→ Task requirements
Pull out every line below that holds the word "webbsidor".

** BEGIN Excerpted data **

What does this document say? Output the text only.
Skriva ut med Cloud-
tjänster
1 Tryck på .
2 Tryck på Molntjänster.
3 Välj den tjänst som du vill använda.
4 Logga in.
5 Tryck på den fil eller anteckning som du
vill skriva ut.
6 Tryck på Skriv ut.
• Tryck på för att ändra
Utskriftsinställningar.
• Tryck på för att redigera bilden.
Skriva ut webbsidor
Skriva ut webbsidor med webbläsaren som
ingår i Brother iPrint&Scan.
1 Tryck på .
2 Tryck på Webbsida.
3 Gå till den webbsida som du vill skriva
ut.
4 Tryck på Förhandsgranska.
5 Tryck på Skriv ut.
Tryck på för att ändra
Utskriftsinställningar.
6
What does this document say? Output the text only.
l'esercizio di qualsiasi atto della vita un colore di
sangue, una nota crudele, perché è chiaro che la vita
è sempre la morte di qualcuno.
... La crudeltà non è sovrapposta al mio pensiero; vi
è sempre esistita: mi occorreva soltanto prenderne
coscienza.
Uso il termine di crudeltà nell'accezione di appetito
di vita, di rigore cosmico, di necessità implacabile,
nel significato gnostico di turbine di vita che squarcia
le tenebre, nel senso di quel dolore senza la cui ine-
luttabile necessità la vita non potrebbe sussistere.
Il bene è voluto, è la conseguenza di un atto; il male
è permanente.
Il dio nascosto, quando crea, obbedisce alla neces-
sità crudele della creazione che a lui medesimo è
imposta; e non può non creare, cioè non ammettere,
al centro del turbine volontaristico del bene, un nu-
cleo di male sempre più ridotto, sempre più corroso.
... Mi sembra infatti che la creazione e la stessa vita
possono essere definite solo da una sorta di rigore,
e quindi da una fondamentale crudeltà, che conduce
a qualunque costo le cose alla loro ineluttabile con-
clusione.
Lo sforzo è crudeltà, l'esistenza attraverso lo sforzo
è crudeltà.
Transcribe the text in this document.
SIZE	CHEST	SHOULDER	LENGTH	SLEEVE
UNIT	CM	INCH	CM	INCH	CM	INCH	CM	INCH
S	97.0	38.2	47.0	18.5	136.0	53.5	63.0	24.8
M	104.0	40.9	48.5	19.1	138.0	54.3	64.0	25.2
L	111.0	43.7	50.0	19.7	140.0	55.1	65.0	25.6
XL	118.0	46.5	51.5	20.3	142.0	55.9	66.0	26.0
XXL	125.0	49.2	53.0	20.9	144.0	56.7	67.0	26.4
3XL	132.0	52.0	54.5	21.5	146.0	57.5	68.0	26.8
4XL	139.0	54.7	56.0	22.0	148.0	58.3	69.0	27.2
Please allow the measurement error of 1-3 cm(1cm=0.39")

** END Excerpted data **

→ Task response
Skriva ut webbsidor
Skriva ut webbsidor med webbläsaren som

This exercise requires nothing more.